_Directions_: State the number of lines that contain "operários", with no other text.
[Start Entries supplied]
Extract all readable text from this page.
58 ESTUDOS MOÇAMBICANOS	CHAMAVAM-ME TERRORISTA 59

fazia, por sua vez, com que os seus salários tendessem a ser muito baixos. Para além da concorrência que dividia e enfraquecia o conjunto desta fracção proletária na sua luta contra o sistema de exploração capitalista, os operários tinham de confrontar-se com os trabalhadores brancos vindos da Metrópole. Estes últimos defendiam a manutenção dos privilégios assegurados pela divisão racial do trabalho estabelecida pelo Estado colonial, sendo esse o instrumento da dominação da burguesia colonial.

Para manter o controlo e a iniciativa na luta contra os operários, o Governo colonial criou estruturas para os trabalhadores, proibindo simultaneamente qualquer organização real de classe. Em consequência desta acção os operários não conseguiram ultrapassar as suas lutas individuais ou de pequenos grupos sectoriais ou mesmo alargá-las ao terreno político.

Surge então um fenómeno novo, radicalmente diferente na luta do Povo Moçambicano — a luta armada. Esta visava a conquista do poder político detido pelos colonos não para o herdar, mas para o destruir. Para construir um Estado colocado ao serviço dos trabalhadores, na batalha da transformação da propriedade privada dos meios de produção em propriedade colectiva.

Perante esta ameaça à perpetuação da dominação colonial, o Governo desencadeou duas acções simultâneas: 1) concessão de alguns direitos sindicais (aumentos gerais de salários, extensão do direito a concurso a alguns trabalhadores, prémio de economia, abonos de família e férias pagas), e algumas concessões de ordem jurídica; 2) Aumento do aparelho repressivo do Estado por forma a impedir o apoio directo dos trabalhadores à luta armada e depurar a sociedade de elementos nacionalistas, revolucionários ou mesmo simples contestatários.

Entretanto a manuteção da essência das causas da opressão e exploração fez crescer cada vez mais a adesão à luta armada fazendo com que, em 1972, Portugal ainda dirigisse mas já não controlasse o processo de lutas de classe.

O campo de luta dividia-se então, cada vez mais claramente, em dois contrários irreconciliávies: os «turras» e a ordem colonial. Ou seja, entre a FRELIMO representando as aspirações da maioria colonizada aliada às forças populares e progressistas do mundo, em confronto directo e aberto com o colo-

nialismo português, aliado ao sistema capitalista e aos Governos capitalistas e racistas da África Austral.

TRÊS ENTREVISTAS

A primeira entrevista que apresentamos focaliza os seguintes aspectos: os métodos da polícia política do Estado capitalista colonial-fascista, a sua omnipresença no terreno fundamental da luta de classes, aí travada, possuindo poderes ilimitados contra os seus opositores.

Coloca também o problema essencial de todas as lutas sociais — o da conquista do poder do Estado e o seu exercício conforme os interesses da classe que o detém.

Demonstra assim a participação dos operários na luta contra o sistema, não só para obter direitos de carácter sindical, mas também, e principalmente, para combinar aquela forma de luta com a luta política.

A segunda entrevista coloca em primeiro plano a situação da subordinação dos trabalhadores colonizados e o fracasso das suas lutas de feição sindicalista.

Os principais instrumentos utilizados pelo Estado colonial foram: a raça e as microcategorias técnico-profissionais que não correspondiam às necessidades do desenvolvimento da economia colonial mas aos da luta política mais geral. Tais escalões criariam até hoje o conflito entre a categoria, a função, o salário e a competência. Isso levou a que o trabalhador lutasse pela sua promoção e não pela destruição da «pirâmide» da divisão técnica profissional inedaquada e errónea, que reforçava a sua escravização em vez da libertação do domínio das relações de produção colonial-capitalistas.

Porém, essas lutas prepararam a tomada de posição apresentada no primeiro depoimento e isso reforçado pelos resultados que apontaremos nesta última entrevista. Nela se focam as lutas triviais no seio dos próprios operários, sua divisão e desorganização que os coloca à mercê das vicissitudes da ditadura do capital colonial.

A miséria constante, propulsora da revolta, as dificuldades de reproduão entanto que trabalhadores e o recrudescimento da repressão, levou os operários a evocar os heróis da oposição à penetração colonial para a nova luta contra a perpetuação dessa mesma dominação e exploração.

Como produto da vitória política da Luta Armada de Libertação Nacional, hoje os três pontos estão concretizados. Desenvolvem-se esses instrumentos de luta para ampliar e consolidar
[End Entries supplied]
_Response_: 5